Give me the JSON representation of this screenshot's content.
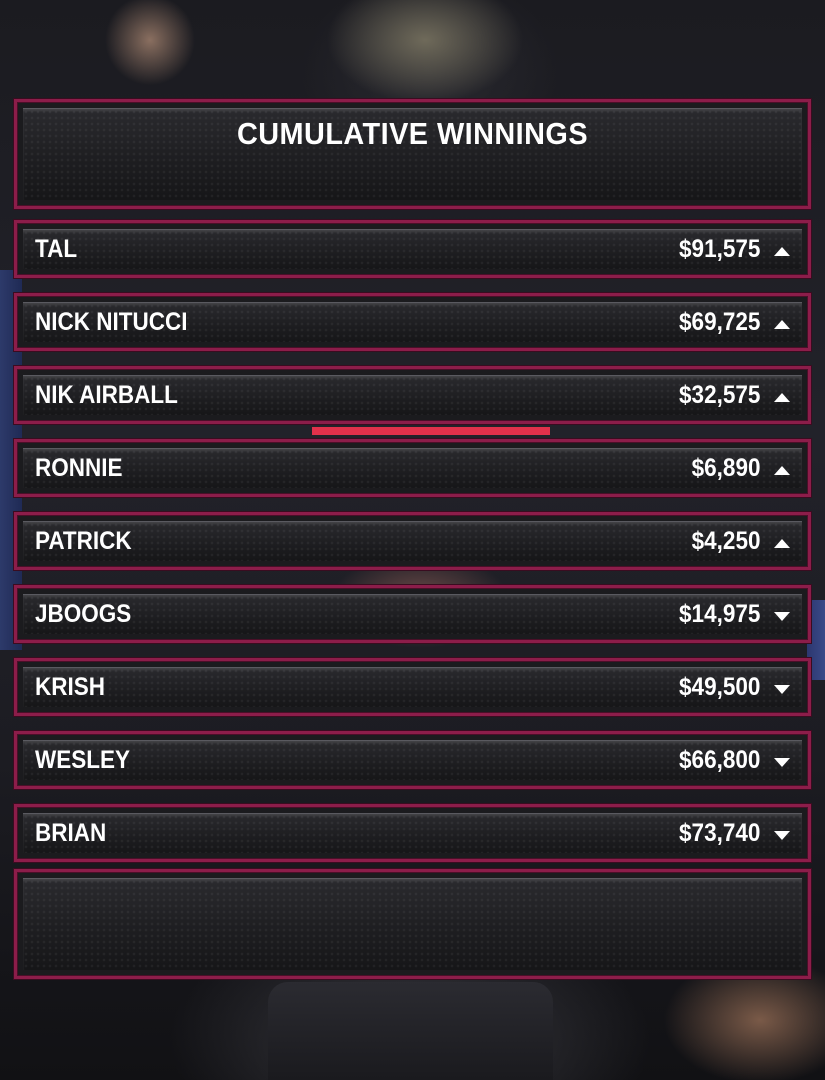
{
  "leaderboard": {
    "title": "CUMULATIVE WINNINGS",
    "rows": [
      {
        "name": "TAL",
        "amount": "$91,575",
        "trend": "up"
      },
      {
        "name": "NICK NITUCCI",
        "amount": "$69,725",
        "trend": "up"
      },
      {
        "name": "NIK AIRBALL",
        "amount": "$32,575",
        "trend": "up"
      },
      {
        "name": "RONNIE",
        "amount": "$6,890",
        "trend": "up"
      },
      {
        "name": "PATRICK",
        "amount": "$4,250",
        "trend": "up"
      },
      {
        "name": "JBOOGS",
        "amount": "$14,975",
        "trend": "down"
      },
      {
        "name": "KRISH",
        "amount": "$49,500",
        "trend": "down"
      },
      {
        "name": "WESLEY",
        "amount": "$66,800",
        "trend": "down"
      },
      {
        "name": "BRIAN",
        "amount": "$73,740",
        "trend": "down"
      }
    ]
  },
  "colors": {
    "frame": "#8c1d4a",
    "text": "#ffffff"
  },
  "icons": {
    "up": "triangle-up-icon",
    "down": "triangle-down-icon"
  }
}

● **YOUR INSTRUCTIONS**
Leave out the pictures and copy everything else in the records word for word.

● **REPLY TO THE EXERCISE**
Give me the JSON representation of this screenshot's content.
{
  "leaderboard": {
    "title": "CUMULATIVE WINNINGS",
    "rows": [
      {
        "name": "TAL",
        "amount": "$91,575",
        "trend": "up"
      },
      {
        "name": "NICK NITUCCI",
        "amount": "$69,725",
        "trend": "up"
      },
      {
        "name": "NIK AIRBALL",
        "amount": "$32,575",
        "trend": "up"
      },
      {
        "name": "RONNIE",
        "amount": "$6,890",
        "trend": "up"
      },
      {
        "name": "PATRICK",
        "amount": "$4,250",
        "trend": "up"
      },
      {
        "name": "JBOOGS",
        "amount": "$14,975",
        "trend": "down"
      },
      {
        "name": "KRISH",
        "amount": "$49,500",
        "trend": "down"
      },
      {
        "name": "WESLEY",
        "amount": "$66,800",
        "trend": "down"
      },
      {
        "name": "BRIAN",
        "amount": "$73,740",
        "trend": "down"
      }
    ]
  },
  "colors": {
    "frame": "#8c1d4a",
    "text": "#ffffff"
  },
  "icons": {
    "up": "triangle-up-icon",
    "down": "triangle-down-icon"
  }
}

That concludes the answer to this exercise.